Some lines in the listing below may include the string "jsou". How many are there? Give only the number.

### Data for this exercise
==*==
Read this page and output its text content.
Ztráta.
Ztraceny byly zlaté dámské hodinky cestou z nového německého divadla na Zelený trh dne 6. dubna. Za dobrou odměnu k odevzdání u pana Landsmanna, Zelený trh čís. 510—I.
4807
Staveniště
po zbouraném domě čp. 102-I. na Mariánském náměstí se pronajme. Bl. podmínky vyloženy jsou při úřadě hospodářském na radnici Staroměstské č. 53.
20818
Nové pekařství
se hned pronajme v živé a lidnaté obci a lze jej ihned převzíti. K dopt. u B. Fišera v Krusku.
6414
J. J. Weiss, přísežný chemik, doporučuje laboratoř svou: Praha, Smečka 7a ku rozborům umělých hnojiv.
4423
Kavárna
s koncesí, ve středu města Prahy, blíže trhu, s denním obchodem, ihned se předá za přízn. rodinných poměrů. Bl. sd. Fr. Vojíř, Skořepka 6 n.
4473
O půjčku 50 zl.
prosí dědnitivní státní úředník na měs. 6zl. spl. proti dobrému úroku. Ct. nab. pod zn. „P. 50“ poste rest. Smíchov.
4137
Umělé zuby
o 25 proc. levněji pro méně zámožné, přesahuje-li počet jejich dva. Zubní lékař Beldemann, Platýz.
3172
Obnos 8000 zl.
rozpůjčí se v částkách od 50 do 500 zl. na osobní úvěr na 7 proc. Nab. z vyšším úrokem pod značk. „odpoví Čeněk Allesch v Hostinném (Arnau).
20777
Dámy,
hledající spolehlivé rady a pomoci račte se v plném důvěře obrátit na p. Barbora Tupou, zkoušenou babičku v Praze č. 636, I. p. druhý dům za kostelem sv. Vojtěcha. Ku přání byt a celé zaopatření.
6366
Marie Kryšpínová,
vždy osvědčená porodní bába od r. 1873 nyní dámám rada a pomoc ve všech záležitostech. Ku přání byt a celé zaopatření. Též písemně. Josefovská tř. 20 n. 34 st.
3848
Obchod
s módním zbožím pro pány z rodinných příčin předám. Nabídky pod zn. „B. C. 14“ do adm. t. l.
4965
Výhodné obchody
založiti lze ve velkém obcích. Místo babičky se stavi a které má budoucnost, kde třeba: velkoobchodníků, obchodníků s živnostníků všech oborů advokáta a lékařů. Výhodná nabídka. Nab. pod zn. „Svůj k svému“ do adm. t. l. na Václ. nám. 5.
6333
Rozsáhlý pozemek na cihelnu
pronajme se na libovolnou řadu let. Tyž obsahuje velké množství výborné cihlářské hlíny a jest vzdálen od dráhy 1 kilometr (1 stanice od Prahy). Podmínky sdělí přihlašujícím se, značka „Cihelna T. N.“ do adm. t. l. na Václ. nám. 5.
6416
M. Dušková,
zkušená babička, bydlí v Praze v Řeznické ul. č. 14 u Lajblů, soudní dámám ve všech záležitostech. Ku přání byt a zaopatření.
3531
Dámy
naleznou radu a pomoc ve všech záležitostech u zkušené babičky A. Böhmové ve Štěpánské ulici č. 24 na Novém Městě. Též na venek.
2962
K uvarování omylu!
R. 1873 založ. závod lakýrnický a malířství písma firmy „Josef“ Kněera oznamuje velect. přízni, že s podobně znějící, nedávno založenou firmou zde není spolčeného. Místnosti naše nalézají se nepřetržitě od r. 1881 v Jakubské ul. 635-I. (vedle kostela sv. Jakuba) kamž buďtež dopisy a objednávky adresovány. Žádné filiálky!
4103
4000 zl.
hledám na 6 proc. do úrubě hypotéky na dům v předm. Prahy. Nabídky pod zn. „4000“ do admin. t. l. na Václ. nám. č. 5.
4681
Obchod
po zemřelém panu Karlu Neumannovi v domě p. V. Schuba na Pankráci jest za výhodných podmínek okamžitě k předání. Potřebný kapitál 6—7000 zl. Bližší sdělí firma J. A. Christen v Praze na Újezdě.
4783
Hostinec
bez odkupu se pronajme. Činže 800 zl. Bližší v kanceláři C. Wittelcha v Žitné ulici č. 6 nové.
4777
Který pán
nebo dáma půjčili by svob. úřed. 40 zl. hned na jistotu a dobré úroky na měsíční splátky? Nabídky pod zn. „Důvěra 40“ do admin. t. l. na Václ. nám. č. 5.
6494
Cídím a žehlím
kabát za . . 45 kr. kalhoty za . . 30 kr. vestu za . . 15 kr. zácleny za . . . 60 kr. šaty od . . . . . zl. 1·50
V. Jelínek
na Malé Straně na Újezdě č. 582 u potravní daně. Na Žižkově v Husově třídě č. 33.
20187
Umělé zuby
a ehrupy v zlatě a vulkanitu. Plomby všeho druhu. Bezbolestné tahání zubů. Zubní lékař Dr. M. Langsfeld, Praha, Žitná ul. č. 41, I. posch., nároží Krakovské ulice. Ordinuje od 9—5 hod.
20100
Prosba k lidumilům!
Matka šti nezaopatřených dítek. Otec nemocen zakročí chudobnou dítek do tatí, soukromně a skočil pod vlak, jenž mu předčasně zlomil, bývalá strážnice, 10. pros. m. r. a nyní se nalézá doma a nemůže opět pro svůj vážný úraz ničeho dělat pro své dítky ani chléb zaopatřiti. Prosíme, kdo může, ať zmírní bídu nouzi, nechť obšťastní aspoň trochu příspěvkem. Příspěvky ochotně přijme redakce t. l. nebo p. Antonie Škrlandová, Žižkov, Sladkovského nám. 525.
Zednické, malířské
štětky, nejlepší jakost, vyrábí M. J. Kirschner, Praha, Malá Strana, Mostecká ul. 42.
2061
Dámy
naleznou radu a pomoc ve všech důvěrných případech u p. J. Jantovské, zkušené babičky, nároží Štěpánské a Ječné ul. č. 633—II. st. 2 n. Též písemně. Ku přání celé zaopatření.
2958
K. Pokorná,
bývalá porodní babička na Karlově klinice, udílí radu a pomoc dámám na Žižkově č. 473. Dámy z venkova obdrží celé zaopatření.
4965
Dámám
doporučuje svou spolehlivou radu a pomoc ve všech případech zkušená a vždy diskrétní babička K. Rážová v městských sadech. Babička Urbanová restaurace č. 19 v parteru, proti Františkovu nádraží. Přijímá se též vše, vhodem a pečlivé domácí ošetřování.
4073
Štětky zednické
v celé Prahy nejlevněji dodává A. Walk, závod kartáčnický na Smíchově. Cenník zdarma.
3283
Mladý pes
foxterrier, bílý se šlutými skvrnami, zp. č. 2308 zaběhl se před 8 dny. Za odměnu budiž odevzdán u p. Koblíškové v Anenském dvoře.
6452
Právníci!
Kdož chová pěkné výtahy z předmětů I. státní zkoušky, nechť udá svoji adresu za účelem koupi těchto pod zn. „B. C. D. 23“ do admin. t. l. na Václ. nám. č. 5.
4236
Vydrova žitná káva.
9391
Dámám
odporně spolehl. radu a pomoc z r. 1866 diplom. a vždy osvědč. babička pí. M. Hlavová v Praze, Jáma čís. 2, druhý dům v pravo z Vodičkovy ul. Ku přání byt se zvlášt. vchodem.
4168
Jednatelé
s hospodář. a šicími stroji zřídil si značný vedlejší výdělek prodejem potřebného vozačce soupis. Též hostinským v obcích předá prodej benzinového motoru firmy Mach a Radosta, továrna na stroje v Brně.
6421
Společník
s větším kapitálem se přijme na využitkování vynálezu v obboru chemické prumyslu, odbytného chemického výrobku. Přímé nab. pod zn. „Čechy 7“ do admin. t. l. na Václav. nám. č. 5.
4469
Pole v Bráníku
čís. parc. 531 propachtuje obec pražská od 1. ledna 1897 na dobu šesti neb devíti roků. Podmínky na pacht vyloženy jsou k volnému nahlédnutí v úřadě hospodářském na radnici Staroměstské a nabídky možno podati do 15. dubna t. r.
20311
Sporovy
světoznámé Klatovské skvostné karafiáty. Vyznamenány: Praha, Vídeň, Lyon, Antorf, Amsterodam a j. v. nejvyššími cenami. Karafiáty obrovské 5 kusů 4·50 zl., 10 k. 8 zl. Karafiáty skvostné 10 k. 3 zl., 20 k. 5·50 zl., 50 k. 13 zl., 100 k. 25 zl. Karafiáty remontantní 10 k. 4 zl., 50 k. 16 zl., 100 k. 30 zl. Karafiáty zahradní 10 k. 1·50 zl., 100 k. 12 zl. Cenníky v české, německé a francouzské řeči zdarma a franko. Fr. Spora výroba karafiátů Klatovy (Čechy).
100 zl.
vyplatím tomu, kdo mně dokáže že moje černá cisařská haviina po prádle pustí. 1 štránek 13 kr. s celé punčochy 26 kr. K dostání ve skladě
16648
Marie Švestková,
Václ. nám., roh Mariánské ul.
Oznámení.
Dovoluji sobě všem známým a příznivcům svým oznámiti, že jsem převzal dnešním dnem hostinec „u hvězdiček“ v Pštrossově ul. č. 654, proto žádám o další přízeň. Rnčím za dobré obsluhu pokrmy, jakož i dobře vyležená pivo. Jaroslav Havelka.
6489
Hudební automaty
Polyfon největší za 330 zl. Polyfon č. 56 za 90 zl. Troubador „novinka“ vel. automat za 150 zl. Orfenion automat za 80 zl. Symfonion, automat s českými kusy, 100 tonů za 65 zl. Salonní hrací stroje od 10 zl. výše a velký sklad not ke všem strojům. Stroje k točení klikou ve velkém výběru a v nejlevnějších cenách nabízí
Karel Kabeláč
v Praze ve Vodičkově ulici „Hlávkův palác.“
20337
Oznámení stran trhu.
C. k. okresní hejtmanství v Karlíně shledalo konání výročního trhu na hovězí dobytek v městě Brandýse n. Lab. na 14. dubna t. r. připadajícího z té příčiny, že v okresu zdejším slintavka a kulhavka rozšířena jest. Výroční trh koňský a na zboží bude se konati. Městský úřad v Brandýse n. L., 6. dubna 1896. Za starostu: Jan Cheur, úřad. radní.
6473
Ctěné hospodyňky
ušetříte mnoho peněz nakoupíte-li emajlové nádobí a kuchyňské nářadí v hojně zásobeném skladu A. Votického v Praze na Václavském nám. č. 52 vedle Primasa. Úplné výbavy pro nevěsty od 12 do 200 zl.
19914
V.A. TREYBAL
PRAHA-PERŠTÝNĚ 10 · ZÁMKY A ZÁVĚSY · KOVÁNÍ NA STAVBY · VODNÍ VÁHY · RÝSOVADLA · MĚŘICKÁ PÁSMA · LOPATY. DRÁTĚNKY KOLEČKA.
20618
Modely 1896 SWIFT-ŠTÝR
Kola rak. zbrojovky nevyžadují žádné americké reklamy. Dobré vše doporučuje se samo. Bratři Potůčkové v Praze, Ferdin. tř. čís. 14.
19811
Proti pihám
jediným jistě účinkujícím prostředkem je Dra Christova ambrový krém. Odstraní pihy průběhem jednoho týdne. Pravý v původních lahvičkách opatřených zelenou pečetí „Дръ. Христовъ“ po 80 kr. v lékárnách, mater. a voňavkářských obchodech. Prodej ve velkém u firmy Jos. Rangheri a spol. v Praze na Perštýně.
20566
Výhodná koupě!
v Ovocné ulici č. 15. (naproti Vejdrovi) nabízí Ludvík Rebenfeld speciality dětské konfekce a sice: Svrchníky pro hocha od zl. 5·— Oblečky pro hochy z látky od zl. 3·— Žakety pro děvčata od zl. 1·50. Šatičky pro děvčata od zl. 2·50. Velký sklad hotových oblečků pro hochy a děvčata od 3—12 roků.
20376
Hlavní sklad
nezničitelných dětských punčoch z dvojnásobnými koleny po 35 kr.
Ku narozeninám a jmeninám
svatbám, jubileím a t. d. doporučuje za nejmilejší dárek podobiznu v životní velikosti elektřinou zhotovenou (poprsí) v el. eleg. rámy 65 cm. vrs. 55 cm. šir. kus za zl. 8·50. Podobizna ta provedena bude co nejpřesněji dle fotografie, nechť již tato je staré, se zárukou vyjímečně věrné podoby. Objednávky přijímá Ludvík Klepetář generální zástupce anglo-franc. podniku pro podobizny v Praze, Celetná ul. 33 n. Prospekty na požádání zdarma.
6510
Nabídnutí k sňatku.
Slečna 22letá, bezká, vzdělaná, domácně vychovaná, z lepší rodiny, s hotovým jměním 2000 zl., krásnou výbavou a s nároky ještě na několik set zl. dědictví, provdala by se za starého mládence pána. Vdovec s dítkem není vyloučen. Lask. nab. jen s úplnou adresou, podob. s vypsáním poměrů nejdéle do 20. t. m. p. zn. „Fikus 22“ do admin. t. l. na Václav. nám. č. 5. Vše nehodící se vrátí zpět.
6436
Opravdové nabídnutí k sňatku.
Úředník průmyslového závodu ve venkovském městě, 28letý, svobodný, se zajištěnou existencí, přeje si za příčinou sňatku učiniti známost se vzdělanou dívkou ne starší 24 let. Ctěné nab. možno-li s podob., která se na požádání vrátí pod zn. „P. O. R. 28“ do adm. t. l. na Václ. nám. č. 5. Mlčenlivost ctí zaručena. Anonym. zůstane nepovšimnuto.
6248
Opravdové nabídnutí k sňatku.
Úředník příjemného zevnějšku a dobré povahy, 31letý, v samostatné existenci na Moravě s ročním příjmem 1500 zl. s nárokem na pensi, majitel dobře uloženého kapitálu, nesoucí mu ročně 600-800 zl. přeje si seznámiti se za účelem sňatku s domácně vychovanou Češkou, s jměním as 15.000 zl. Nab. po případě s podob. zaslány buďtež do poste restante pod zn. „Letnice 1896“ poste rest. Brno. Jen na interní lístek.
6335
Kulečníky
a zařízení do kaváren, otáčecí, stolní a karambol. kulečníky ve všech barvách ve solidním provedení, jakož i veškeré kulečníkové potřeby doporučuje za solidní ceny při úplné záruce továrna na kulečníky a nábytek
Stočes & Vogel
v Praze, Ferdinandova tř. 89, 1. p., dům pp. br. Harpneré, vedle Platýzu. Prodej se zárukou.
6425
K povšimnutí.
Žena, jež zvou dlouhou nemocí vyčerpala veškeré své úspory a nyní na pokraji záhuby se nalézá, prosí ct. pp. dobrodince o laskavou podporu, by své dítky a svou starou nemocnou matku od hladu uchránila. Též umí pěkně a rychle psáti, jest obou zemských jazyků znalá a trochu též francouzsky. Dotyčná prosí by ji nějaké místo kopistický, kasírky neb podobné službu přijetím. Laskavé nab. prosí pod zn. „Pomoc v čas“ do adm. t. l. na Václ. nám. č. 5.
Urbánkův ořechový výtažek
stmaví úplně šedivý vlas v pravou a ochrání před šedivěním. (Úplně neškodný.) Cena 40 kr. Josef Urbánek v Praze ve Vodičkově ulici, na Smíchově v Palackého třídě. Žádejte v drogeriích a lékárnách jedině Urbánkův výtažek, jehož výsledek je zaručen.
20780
==*==
### Response
2